> [What is being asked]: Below is a block of data; give all of it again word for word.
◇ ◇ ◇ ◇ ◇ ◇ ◇
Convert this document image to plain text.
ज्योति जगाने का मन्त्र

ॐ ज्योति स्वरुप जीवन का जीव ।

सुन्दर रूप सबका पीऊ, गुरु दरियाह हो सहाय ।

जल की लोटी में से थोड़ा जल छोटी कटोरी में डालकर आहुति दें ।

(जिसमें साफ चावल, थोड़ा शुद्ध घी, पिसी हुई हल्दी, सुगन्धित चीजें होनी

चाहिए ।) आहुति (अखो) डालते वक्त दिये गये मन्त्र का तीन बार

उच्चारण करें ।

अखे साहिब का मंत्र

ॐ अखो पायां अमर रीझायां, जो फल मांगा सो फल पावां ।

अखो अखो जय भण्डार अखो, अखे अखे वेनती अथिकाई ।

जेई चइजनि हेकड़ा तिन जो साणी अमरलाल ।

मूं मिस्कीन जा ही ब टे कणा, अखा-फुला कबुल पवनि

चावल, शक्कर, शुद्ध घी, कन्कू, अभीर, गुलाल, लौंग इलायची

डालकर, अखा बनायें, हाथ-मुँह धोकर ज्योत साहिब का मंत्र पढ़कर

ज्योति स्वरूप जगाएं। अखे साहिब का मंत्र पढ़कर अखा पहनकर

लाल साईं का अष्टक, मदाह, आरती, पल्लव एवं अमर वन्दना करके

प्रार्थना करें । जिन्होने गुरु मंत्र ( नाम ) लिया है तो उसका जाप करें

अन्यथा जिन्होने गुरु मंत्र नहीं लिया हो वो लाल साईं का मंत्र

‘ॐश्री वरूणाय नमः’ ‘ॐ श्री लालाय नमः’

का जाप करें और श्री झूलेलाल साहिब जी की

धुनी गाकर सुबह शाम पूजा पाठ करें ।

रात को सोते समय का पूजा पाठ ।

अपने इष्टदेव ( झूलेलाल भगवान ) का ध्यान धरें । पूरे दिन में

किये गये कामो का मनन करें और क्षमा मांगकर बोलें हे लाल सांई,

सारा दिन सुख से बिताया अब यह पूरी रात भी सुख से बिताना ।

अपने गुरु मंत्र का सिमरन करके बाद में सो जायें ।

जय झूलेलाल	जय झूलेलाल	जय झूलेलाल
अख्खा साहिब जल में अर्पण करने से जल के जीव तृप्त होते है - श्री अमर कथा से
◇ ◇ ◇ ◇ ◇ ◇ ◇
> [Output]:
Convert this document image to plain text.
ज्योति जगाने का मन्त्र

ॐ ज्योति स्वरुप जीवन का जीव ।

सुन्दर रूप सबका पीऊ, गुरु दरियाह हो सहाय ।

जल की लोटी में से थोड़ा जल छोटी कटोरी में डालकर आहुति दें ।

(जिसमें साफ चावल, थोड़ा शुद्ध घी, पिसी हुई हल्दी, सुगन्धित चीजें होनी

चाहिए ।) आहुति (अखो) डालते वक्त दिये गये मन्त्र का तीन बार

उच्चारण करें ।

अखे साहिब का मंत्र

ॐ अखो पायां अमर रीझायां, जो फल मांगा सो फल पावां ।

अखो अखो जय भण्डार अखो, अखे अखे वेनती अथिकाई ।

जेई चइजनि हेकड़ा तिन जो साणी अमरलाल ।

मूं मिस्कीन जा ही ब टे कणा, अखा-फुला कबुल पवनि

चावल, शक्कर, शुद्ध घी, कन्कू, अभीर, गुलाल, लौंग इलायची

डालकर, अखा बनायें, हाथ-मुँह धोकर ज्योत साहिब का मंत्र पढ़कर

ज्योति स्वरूप जगाएं। अखे साहिब का मंत्र पढ़कर अखा पहनकर

लाल साईं का अष्टक, मदाह, आरती, पल्लव एवं अमर वन्दना करके

प्रार्थना करें । जिन्होने गुरु मंत्र ( नाम ) लिया है तो उसका जाप करें

अन्यथा जिन्होने गुरु मंत्र नहीं लिया हो वो लाल साईं का मंत्र

‘ॐश्री वरूणाय नमः’ ‘ॐ श्री लालाय नमः’

का जाप करें और श्री झूलेलाल साहिब जी की

धुनी गाकर सुबह शाम पूजा पाठ करें ।

रात को सोते समय का पूजा पाठ ।

अपने इष्टदेव ( झूलेलाल भगवान ) का ध्यान धरें । पूरे दिन में

किये गये कामो का मनन करें और क्षमा मांगकर बोलें हे लाल सांई,

सारा दिन सुख से बिताया अब यह पूरी रात भी सुख से बिताना ।

अपने गुरु मंत्र का सिमरन करके बाद में सो जायें ।

जय झूलेलाल	जय झूलेलाल	जय झूलेलाल
अख्खा साहिब जल में अर्पण करने से जल के जीव तृप्त होते है - श्री अमर कथा से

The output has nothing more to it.